- **The exercise**: State only the number of lines that contain the string "nmol".

- **Data supplied**:
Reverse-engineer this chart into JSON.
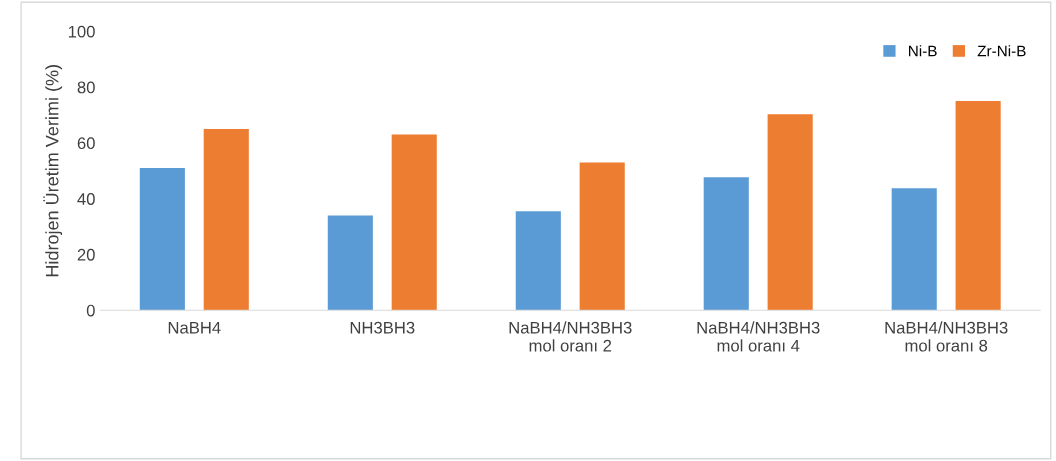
{
  "chart_data": {
    "type": "bar",
    "ylabel": "Hidrojen Üretim Verimi (%)",
    "categories": [
      "NaBH4",
      "NH3BH3",
      "NaBH4/NH3BH3\nmol oranı 2",
      "NaBH4/NH3BH3\nmol oranı 4",
      "NaBH4/NH3BH3\nmol oranı 8"
    ],
    "series": [
      {
        "name": "Ni-B",
        "color": "#5b9bd5",
        "values": [
          51,
          34,
          35.5,
          47.7,
          43.7
        ]
      },
      {
        "name": "Zr-Ni-B",
        "color": "#ed7d31",
        "values": [
          65,
          63,
          53,
          70.3,
          75
        ]
      }
    ],
    "ylim": [
      0,
      100
    ],
    "yticks": [
      0,
      20,
      40,
      60,
      80,
      100
    ],
    "grid": false,
    "legend": "top right"
  }
}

- **Output**: 3